■ **Supplied material**:
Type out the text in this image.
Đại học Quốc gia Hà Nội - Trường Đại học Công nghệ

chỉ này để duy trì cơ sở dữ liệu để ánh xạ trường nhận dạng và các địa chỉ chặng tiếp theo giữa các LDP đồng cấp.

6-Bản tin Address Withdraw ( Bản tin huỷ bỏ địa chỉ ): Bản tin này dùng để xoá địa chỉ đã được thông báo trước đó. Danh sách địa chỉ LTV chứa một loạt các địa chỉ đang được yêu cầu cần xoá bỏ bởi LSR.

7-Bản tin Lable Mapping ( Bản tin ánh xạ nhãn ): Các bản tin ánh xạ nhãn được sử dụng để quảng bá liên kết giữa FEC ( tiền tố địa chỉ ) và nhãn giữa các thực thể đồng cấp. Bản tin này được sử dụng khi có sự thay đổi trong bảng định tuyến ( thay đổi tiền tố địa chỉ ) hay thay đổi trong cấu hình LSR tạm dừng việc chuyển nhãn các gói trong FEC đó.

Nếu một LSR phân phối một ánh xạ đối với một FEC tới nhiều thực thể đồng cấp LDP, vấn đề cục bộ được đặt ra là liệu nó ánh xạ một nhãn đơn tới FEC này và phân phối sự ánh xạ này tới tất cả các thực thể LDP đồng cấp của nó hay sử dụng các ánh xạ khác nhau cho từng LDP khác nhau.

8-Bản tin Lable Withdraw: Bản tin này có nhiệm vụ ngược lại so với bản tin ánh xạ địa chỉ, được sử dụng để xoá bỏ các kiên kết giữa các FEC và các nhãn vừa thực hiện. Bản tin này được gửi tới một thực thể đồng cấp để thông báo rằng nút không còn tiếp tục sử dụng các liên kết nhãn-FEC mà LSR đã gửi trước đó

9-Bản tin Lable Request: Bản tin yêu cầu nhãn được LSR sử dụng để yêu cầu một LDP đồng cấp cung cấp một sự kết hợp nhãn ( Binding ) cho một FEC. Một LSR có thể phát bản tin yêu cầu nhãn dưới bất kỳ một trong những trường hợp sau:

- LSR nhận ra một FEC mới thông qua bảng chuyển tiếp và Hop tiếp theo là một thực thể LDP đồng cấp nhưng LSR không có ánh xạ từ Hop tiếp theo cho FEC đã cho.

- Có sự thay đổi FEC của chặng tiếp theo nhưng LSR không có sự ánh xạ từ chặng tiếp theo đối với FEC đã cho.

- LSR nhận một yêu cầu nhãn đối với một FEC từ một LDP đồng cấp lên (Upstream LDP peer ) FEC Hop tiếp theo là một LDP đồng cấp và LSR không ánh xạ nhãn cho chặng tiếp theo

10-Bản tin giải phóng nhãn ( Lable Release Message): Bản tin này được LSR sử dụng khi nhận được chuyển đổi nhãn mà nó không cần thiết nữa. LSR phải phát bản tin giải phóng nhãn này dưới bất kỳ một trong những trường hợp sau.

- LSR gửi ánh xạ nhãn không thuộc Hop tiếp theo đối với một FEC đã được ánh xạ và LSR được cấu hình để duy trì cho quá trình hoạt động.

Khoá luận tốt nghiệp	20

■ **Work to be completed**: Retype the records above exactly.

■ **Response to the task**:
Type out the text in this image.
Đại học Quốc gia Hà Nội - Trường Đại học Công nghệ

chỉ này để duy trì cơ sở dữ liệu để ánh xạ trường nhận dạng và các địa chỉ chặng tiếp theo giữa các LDP đồng cấp.

6-Bản tin Address Withdraw ( Bản tin huỷ bỏ địa chỉ ): Bản tin này dùng để xoá địa chỉ đã được thông báo trước đó. Danh sách địa chỉ LTV chứa một loạt các địa chỉ đang được yêu cầu cần xoá bỏ bởi LSR.

7-Bản tin Lable Mapping ( Bản tin ánh xạ nhãn ): Các bản tin ánh xạ nhãn được sử dụng để quảng bá liên kết giữa FEC ( tiền tố địa chỉ ) và nhãn giữa các thực thể đồng cấp. Bản tin này được sử dụng khi có sự thay đổi trong bảng định tuyến ( thay đổi tiền tố địa chỉ ) hay thay đổi trong cấu hình LSR tạm dừng việc chuyển nhãn các gói trong FEC đó.

Nếu một LSR phân phối một ánh xạ đối với một FEC tới nhiều thực thể đồng cấp LDP, vấn đề cục bộ được đặt ra là liệu nó ánh xạ một nhãn đơn tới FEC này và phân phối sự ánh xạ này tới tất cả các thực thể LDP đồng cấp của nó hay sử dụng các ánh xạ khác nhau cho từng LDP khác nhau.

8-Bản tin Lable Withdraw: Bản tin này có nhiệm vụ ngược lại so với bản tin ánh xạ địa chỉ, được sử dụng để xoá bỏ các kiên kết giữa các FEC và các nhãn vừa thực hiện. Bản tin này được gửi tới một thực thể đồng cấp để thông báo rằng nút không còn tiếp tục sử dụng các liên kết nhãn-FEC mà LSR đã gửi trước đó

9-Bản tin Lable Request: Bản tin yêu cầu nhãn được LSR sử dụng để yêu cầu một LDP đồng cấp cung cấp một sự kết hợp nhãn ( Binding ) cho một FEC. Một LSR có thể phát bản tin yêu cầu nhãn dưới bất kỳ một trong những trường hợp sau:

- LSR nhận ra một FEC mới thông qua bảng chuyển tiếp và Hop tiếp theo là một thực thể LDP đồng cấp nhưng LSR không có ánh xạ từ Hop tiếp theo cho FEC đã cho.

- Có sự thay đổi FEC của chặng tiếp theo nhưng LSR không có sự ánh xạ từ chặng tiếp theo đối với FEC đã cho.

- LSR nhận một yêu cầu nhãn đối với một FEC từ một LDP đồng cấp lên (Upstream LDP peer ) FEC Hop tiếp theo là một LDP đồng cấp và LSR không ánh xạ nhãn cho chặng tiếp theo

10-Bản tin giải phóng nhãn ( Lable Release Message): Bản tin này được LSR sử dụng khi nhận được chuyển đổi nhãn mà nó không cần thiết nữa. LSR phải phát bản tin giải phóng nhãn này dưới bất kỳ một trong những trường hợp sau.

- LSR gửi ánh xạ nhãn không thuộc Hop tiếp theo đối với một FEC đã được ánh xạ và LSR được cấu hình để duy trì cho quá trình hoạt động.

Khoá luận tốt nghiệp	20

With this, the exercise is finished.